Requirements >>
What follows is a set of entries. Give them again exactly, without the pictures.

Information provided >>
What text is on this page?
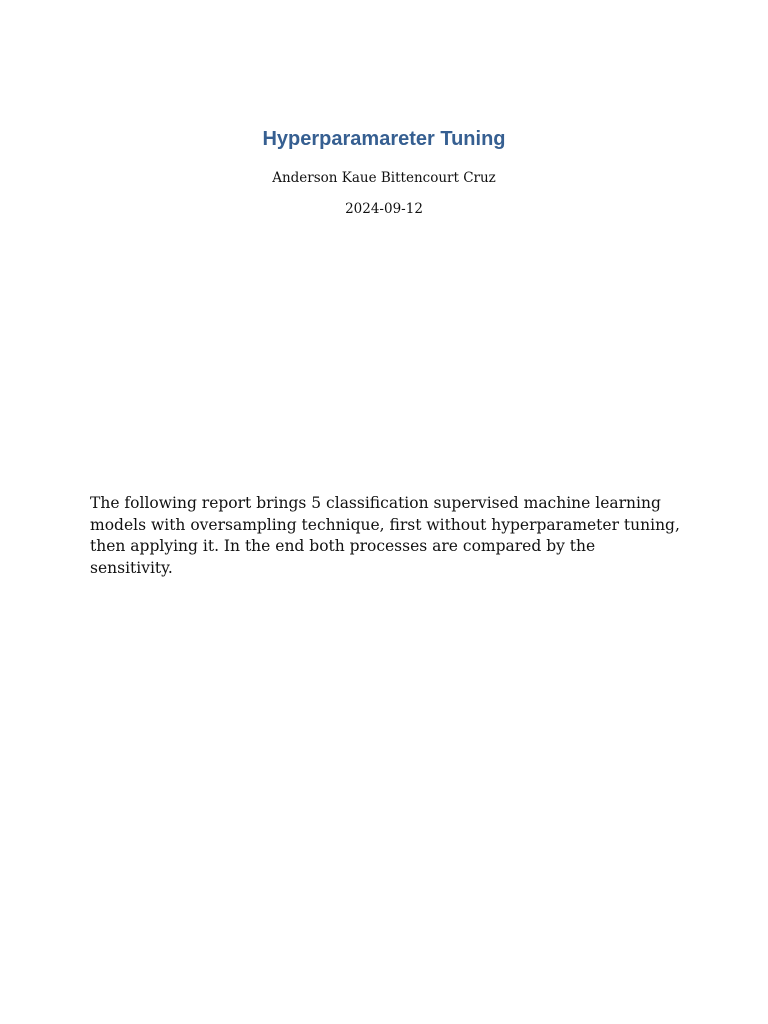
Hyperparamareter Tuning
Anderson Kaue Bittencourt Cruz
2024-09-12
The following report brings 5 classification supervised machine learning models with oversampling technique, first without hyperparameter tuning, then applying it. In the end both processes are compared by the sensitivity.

Output >>
What text is on this page?
Hyperparamareter Tuning
Anderson Kaue Bittencourt Cruz
2024-09-12
The following report brings 5 classification supervised machine learning models with oversampling technique, first without hyperparameter tuning, then applying it. In the end both processes are compared by the sensitivity.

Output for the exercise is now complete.